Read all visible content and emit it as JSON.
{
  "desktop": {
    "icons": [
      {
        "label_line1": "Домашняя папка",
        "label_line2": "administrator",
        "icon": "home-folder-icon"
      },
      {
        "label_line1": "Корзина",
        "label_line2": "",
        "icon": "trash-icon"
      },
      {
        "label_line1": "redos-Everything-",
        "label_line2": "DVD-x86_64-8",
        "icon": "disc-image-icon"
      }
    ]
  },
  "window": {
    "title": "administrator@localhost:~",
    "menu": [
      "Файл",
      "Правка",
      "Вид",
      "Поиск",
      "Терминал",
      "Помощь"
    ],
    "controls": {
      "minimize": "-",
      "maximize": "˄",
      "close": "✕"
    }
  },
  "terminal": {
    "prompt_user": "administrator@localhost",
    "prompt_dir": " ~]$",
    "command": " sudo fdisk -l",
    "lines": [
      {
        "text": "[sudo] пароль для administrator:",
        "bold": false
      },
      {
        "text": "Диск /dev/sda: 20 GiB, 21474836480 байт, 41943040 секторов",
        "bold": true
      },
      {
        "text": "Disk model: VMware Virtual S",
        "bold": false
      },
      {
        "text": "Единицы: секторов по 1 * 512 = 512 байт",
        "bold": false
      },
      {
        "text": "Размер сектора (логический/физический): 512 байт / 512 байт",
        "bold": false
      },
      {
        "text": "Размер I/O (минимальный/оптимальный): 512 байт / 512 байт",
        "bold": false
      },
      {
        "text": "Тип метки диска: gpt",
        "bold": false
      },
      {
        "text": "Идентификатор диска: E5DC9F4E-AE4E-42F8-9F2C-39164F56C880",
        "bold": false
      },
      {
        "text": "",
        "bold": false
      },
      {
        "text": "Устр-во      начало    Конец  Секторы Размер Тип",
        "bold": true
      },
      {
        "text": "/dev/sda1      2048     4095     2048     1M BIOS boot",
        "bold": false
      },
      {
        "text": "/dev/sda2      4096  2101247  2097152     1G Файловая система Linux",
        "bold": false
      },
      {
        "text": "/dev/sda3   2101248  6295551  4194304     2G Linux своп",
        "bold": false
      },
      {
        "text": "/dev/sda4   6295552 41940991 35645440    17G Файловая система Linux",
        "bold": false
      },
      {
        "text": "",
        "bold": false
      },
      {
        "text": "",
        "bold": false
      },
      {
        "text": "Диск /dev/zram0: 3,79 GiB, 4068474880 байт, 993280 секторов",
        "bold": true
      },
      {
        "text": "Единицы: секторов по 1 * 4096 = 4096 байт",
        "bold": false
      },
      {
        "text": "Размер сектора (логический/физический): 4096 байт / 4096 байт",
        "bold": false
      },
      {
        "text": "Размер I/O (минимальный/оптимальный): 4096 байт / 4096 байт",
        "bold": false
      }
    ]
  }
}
+++
## Task directions:
Reproduce the listing above word for word.

## Reply:
Read all visible content and emit it as JSON.
{
  "desktop": {
    "icons": [
      {
        "label_line1": "Домашняя папка",
        "label_line2": "administrator",
        "icon": "home-folder-icon"
      },
      {
        "label_line1": "Корзина",
        "label_line2": "",
        "icon": "trash-icon"
      },
      {
        "label_line1": "redos-Everything-",
        "label_line2": "DVD-x86_64-8",
        "icon": "disc-image-icon"
      }
    ]
  },
  "window": {
    "title": "administrator@localhost:~",
    "menu": [
      "Файл",
      "Правка",
      "Вид",
      "Поиск",
      "Терминал",
      "Помощь"
    ],
    "controls": {
      "minimize": "-",
      "maximize": "˄",
      "close": "✕"
    }
  },
  "terminal": {
    "prompt_user": "administrator@localhost",
    "prompt_dir": " ~]$",
    "command": " sudo fdisk -l",
    "lines": [
      {
        "text": "[sudo] пароль для administrator:",
        "bold": false
      },
      {
        "text": "Диск /dev/sda: 20 GiB, 21474836480 байт, 41943040 секторов",
        "bold": true
      },
      {
        "text": "Disk model: VMware Virtual S",
        "bold": false
      },
      {
        "text": "Единицы: секторов по 1 * 512 = 512 байт",
        "bold": false
      },
      {
        "text": "Размер сектора (логический/физический): 512 байт / 512 байт",
        "bold": false
      },
      {
        "text": "Размер I/O (минимальный/оптимальный): 512 байт / 512 байт",
        "bold": false
      },
      {
        "text": "Тип метки диска: gpt",
        "bold": false
      },
      {
        "text": "Идентификатор диска: E5DC9F4E-AE4E-42F8-9F2C-39164F56C880",
        "bold": false
      },
      {
        "text": "",
        "bold": false
      },
      {
        "text": "Устр-во      начало    Конец  Секторы Размер Тип",
        "bold": true
      },
      {
        "text": "/dev/sda1      2048     4095     2048     1M BIOS boot",
        "bold": false
      },
      {
        "text": "/dev/sda2      4096  2101247  2097152     1G Файловая система Linux",
        "bold": false
      },
      {
        "text": "/dev/sda3   2101248  6295551  4194304     2G Linux своп",
        "bold": false
      },
      {
        "text": "/dev/sda4   6295552 41940991 35645440    17G Файловая система Linux",
        "bold": false
      },
      {
        "text": "",
        "bold": false
      },
      {
        "text": "",
        "bold": false
      },
      {
        "text": "Диск /dev/zram0: 3,79 GiB, 4068474880 байт, 993280 секторов",
        "bold": true
      },
      {
        "text": "Единицы: секторов по 1 * 4096 = 4096 байт",
        "bold": false
      },
      {
        "text": "Размер сектора (логический/физический): 4096 байт / 4096 байт",
        "bold": false
      },
      {
        "text": "Размер I/O (минимальный/оптимальный): 4096 байт / 4096 байт",
        "bold": false
      }
    ]
  }
}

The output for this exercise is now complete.